> JOB
Write the entries below out again exactly; any picture in them stays out.

— BEGIN TASK DATA —

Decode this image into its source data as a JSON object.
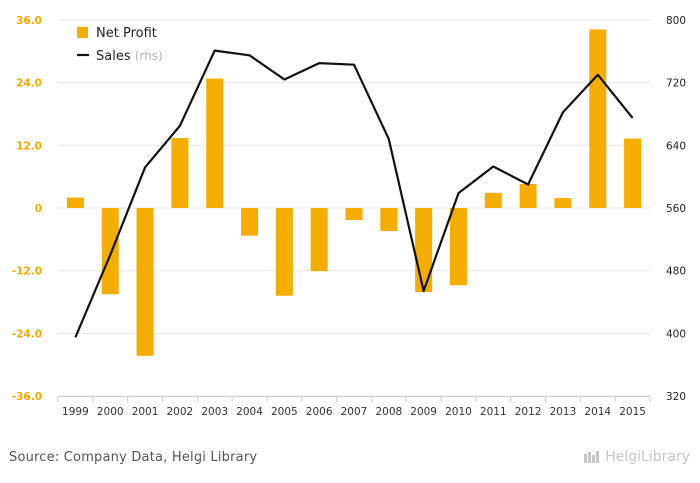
{
  "colors": {
    "bar": "#f5ad00",
    "line": "#111111",
    "left_axis_text": "#f5a800",
    "right_axis_text": "#222222",
    "grid": "#e7e7e7"
  },
  "legend": {
    "bar_label": "Net Profit",
    "line_label": "Sales",
    "line_suffix": "(rhs)"
  },
  "left_ticks": [
    "36.0",
    "24.0",
    "12.0",
    "0",
    "-12.0",
    "-24.0",
    "-36.0"
  ],
  "right_ticks": [
    "800",
    "720",
    "640",
    "560",
    "480",
    "400",
    "320"
  ],
  "footer": {
    "source": "Source: Company Data, Helgi Library",
    "brand": "HelgiLibrary",
    "brand_icon": "helgi-logo-icon"
  },
  "chart_data": {
    "type": "bar",
    "categories": [
      "1999",
      "2000",
      "2001",
      "2002",
      "2003",
      "2004",
      "2005",
      "2006",
      "2007",
      "2008",
      "2009",
      "2010",
      "2011",
      "2012",
      "2013",
      "2014",
      "2015"
    ],
    "series": [
      {
        "name": "Net Profit",
        "type": "bar",
        "axis": "left",
        "values": [
          2.0,
          -16.5,
          -28.3,
          13.4,
          24.8,
          -5.3,
          -16.8,
          -12.1,
          -2.3,
          -4.4,
          -16.1,
          -14.8,
          2.9,
          4.6,
          1.9,
          34.2,
          13.3
        ]
      },
      {
        "name": "Sales",
        "type": "line",
        "axis": "right",
        "values": [
          395,
          500,
          612,
          665,
          761,
          755,
          724,
          745,
          743,
          648,
          454,
          579,
          613,
          590,
          682,
          730,
          675
        ]
      }
    ],
    "ylim_left": [
      -36,
      36
    ],
    "ylim_right": [
      320,
      800
    ],
    "grid": true,
    "legend_position": "top-left"
  }
}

— END TASK DATA —

> THE COMPLETED TASK
Decode this image into its source data as a JSON object.
{
  "colors": {
    "bar": "#f5ad00",
    "line": "#111111",
    "left_axis_text": "#f5a800",
    "right_axis_text": "#222222",
    "grid": "#e7e7e7"
  },
  "legend": {
    "bar_label": "Net Profit",
    "line_label": "Sales",
    "line_suffix": "(rhs)"
  },
  "left_ticks": [
    "36.0",
    "24.0",
    "12.0",
    "0",
    "-12.0",
    "-24.0",
    "-36.0"
  ],
  "right_ticks": [
    "800",
    "720",
    "640",
    "560",
    "480",
    "400",
    "320"
  ],
  "footer": {
    "source": "Source: Company Data, Helgi Library",
    "brand": "HelgiLibrary",
    "brand_icon": "helgi-logo-icon"
  },
  "chart_data": {
    "type": "bar",
    "categories": [
      "1999",
      "2000",
      "2001",
      "2002",
      "2003",
      "2004",
      "2005",
      "2006",
      "2007",
      "2008",
      "2009",
      "2010",
      "2011",
      "2012",
      "2013",
      "2014",
      "2015"
    ],
    "series": [
      {
        "name": "Net Profit",
        "type": "bar",
        "axis": "left",
        "values": [
          2.0,
          -16.5,
          -28.3,
          13.4,
          24.8,
          -5.3,
          -16.8,
          -12.1,
          -2.3,
          -4.4,
          -16.1,
          -14.8,
          2.9,
          4.6,
          1.9,
          34.2,
          13.3
        ]
      },
      {
        "name": "Sales",
        "type": "line",
        "axis": "right",
        "values": [
          395,
          500,
          612,
          665,
          761,
          755,
          724,
          745,
          743,
          648,
          454,
          579,
          613,
          590,
          682,
          730,
          675
        ]
      }
    ],
    "ylim_left": [
      -36,
      36
    ],
    "ylim_right": [
      320,
      800
    ],
    "grid": true,
    "legend_position": "top-left"
  }
}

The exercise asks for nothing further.